_GIVEN REQUEST:_
Below is a set of entries. Reproduce exactly the lines from the one containing "Enumerate this screenshot's" through the end, both included.
## Begin RECORDS SHOWN
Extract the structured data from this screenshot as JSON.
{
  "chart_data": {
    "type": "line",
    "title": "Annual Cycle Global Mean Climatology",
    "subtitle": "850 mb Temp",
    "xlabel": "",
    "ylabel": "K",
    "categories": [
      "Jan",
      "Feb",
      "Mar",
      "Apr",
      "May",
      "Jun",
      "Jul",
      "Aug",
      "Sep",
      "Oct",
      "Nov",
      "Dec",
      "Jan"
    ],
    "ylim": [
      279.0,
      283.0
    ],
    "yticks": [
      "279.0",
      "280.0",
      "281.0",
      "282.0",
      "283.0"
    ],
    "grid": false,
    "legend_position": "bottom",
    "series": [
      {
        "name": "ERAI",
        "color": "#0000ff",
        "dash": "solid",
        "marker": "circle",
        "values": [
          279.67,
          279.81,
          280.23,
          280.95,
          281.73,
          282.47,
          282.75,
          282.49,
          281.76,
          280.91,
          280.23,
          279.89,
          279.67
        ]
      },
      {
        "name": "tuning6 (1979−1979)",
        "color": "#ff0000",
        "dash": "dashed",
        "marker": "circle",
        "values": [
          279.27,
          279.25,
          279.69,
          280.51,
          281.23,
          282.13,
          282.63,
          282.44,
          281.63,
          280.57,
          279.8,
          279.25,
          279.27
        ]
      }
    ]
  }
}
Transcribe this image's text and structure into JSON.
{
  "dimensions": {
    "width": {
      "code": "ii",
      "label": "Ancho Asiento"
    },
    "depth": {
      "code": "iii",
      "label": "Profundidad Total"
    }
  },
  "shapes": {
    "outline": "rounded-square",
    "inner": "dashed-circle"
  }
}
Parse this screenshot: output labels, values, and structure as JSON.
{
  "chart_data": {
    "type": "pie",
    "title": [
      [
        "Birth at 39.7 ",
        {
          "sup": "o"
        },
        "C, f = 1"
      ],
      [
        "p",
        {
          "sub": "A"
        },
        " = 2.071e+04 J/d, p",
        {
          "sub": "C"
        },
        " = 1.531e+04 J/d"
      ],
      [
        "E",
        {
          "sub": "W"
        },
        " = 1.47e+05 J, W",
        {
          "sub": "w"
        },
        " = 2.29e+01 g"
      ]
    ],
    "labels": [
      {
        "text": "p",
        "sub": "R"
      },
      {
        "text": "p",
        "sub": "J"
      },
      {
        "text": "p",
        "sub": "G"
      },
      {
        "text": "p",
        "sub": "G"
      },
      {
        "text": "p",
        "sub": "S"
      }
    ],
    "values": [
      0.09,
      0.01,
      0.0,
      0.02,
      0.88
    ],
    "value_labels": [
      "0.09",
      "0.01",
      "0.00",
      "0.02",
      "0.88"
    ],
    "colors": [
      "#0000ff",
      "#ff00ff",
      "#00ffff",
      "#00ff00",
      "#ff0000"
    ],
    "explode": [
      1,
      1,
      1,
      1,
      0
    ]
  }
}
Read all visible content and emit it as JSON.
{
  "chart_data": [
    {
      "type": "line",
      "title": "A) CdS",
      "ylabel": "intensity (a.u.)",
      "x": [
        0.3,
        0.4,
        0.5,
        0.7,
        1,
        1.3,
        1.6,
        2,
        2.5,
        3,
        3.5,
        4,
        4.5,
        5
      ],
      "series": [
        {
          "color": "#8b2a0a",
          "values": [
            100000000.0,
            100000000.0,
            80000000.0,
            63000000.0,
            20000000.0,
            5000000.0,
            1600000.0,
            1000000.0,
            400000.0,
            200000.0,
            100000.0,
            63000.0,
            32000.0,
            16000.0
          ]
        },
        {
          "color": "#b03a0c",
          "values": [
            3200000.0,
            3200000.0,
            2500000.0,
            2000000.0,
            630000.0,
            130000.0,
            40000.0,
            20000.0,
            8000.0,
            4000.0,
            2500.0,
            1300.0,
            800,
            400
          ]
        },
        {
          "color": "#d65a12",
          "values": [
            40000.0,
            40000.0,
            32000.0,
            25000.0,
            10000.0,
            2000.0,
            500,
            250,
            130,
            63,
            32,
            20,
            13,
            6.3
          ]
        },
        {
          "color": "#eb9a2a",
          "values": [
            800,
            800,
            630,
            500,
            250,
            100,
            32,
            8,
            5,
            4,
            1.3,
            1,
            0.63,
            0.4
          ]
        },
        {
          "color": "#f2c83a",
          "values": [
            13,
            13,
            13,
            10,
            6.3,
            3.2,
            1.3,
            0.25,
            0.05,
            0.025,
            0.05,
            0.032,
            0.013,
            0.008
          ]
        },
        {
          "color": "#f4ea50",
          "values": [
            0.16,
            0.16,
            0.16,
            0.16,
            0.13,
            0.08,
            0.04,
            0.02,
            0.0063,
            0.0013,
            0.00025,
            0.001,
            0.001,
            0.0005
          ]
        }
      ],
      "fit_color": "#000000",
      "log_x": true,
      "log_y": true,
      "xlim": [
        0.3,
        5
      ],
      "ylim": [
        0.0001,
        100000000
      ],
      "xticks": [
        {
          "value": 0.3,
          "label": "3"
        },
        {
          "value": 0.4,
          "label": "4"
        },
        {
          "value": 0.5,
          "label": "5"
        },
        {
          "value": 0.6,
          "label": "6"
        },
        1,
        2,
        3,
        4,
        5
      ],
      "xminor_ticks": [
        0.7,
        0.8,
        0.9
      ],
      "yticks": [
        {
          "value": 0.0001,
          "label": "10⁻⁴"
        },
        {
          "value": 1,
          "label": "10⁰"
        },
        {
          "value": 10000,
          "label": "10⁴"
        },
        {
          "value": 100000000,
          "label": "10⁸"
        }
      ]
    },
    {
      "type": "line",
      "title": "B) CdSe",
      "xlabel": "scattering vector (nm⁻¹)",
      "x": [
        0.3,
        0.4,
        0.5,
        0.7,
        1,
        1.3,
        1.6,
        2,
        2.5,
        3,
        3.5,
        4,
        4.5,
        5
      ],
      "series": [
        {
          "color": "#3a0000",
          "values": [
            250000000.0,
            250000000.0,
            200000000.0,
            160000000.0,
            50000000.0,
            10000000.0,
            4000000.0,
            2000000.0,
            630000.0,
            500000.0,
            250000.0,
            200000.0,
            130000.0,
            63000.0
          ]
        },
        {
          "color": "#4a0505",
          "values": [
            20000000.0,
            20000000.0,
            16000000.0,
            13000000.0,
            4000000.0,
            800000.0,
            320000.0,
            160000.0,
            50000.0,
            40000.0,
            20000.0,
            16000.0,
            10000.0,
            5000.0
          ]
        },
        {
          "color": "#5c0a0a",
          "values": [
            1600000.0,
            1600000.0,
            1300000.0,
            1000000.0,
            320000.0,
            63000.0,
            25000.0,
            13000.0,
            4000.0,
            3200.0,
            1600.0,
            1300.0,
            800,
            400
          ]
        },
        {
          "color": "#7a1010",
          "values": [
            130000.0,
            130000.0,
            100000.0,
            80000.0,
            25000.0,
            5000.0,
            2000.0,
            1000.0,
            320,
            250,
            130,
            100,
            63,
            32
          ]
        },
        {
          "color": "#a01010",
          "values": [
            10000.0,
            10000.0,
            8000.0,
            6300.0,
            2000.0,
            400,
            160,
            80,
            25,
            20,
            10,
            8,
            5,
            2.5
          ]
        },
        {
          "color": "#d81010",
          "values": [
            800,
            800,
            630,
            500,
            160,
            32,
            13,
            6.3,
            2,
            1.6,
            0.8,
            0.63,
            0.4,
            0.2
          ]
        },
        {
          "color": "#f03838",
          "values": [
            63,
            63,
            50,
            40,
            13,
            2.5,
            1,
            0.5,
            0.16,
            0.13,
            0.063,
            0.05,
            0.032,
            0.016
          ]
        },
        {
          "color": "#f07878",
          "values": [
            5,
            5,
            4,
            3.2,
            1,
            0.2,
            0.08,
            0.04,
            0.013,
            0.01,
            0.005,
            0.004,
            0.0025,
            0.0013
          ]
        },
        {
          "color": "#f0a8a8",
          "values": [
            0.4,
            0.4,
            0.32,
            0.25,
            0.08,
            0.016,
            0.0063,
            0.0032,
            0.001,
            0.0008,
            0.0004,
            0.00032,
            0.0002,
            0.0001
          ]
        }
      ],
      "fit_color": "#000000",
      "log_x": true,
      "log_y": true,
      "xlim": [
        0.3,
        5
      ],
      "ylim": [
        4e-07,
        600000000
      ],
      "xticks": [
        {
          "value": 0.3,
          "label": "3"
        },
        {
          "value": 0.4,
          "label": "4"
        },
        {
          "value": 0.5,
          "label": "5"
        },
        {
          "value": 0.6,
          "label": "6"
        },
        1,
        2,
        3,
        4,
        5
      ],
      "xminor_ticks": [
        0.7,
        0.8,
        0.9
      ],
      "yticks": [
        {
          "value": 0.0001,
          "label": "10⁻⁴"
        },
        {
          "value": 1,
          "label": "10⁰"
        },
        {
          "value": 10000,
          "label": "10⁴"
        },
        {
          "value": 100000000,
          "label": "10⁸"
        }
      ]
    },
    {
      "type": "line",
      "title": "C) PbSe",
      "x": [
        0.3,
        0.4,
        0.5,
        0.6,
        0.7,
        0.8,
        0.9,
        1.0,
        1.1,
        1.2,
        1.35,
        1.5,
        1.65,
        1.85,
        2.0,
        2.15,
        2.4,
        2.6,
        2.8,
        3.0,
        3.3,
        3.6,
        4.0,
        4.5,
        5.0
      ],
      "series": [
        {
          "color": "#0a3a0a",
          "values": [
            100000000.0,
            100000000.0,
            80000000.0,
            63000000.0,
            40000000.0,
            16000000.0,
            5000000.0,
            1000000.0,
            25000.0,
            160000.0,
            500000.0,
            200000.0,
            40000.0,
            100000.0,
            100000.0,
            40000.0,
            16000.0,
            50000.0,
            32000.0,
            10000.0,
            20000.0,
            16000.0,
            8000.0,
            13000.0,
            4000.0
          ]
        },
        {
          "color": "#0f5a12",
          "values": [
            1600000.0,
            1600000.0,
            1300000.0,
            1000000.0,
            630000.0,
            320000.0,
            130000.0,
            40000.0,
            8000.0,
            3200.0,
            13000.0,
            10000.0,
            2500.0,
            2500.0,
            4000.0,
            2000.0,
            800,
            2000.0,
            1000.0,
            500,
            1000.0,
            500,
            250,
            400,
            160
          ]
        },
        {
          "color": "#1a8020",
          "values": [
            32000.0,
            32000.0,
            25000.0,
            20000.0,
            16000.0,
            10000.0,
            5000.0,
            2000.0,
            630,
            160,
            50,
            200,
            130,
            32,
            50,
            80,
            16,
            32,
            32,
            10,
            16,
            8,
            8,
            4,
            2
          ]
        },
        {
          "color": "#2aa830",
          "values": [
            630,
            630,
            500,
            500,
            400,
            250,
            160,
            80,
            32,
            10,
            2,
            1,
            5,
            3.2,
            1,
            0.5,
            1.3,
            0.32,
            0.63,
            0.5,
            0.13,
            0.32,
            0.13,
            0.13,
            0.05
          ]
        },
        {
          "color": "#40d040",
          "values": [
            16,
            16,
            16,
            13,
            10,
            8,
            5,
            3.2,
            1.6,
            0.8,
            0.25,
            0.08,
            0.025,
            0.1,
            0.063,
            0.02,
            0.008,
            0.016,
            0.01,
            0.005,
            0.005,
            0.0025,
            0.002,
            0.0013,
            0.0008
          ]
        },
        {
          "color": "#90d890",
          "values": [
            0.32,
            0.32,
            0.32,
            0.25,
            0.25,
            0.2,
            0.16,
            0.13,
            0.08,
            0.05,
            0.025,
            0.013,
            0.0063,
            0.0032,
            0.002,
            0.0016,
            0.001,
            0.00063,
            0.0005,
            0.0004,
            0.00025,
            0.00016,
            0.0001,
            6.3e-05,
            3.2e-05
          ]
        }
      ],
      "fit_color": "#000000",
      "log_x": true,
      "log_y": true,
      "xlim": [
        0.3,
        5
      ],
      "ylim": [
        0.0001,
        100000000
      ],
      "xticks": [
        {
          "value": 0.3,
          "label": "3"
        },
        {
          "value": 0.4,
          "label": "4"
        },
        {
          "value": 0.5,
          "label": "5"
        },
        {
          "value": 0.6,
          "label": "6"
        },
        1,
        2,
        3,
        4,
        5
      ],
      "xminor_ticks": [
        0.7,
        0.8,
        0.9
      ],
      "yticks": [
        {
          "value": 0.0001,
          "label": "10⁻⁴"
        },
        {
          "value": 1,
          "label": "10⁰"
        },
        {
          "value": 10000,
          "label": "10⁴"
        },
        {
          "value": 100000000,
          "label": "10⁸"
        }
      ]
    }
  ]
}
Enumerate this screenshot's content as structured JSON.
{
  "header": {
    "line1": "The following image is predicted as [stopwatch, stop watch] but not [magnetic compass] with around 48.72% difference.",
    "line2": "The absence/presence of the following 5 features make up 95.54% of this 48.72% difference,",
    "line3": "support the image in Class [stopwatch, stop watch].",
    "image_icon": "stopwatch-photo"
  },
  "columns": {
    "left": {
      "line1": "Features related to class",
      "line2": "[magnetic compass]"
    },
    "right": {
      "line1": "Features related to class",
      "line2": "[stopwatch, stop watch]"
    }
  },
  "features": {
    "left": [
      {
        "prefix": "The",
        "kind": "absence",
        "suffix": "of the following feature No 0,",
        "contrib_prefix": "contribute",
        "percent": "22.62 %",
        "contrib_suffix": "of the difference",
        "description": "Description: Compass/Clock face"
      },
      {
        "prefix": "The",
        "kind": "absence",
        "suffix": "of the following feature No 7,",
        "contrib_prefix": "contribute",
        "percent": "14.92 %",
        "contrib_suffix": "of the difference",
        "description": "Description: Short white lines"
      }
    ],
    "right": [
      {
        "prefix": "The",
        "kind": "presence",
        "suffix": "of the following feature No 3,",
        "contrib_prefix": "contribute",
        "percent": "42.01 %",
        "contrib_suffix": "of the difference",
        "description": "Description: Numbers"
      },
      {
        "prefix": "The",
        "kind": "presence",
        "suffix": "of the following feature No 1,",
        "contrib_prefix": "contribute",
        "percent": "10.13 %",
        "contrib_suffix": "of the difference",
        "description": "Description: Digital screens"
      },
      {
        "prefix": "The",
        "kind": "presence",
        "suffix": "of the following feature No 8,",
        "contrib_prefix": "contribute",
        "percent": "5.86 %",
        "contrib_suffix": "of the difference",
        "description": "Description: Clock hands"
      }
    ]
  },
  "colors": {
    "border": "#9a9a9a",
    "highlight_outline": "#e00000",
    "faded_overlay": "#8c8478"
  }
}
## End RECORDS SHOWN
_TASK RESULT:_
Enumerate this screenshot's content as structured JSON.
{
  "header": {
    "line1": "The following image is predicted as [stopwatch, stop watch] but not [magnetic compass] with around 48.72% difference.",
    "line2": "The absence/presence of the following 5 features make up 95.54% of this 48.72% difference,",
    "line3": "support the image in Class [stopwatch, stop watch].",
    "image_icon": "stopwatch-photo"
  },
  "columns": {
    "left": {
      "line1": "Features related to class",
      "line2": "[magnetic compass]"
    },
    "right": {
      "line1": "Features related to class",
      "line2": "[stopwatch, stop watch]"
    }
  },
  "features": {
    "left": [
      {
        "prefix": "The",
        "kind": "absence",
        "suffix": "of the following feature No 0,",
        "contrib_prefix": "contribute",
        "percent": "22.62 %",
        "contrib_suffix": "of the difference",
        "description": "Description: Compass/Clock face"
      },
      {
        "prefix": "The",
        "kind": "absence",
        "suffix": "of the following feature No 7,",
        "contrib_prefix": "contribute",
        "percent": "14.92 %",
        "contrib_suffix": "of the difference",
        "description": "Description: Short white lines"
      }
    ],
    "right": [
      {
        "prefix": "The",
        "kind": "presence",
        "suffix": "of the following feature No 3,",
        "contrib_prefix": "contribute",
        "percent": "42.01 %",
        "contrib_suffix": "of the difference",
        "description": "Description: Numbers"
      },
      {
        "prefix": "The",
        "kind": "presence",
        "suffix": "of the following feature No 1,",
        "contrib_prefix": "contribute",
        "percent": "10.13 %",
        "contrib_suffix": "of the difference",
        "description": "Description: Digital screens"
      },
      {
        "prefix": "The",
        "kind": "presence",
        "suffix": "of the following feature No 8,",
        "contrib_prefix": "contribute",
        "percent": "5.86 %",
        "contrib_suffix": "of the difference",
        "description": "Description: Clock hands"
      }
    ]
  },
  "colors": {
    "border": "#9a9a9a",
    "highlight_outline": "#e00000",
    "faded_overlay": "#8c8478"
  }
}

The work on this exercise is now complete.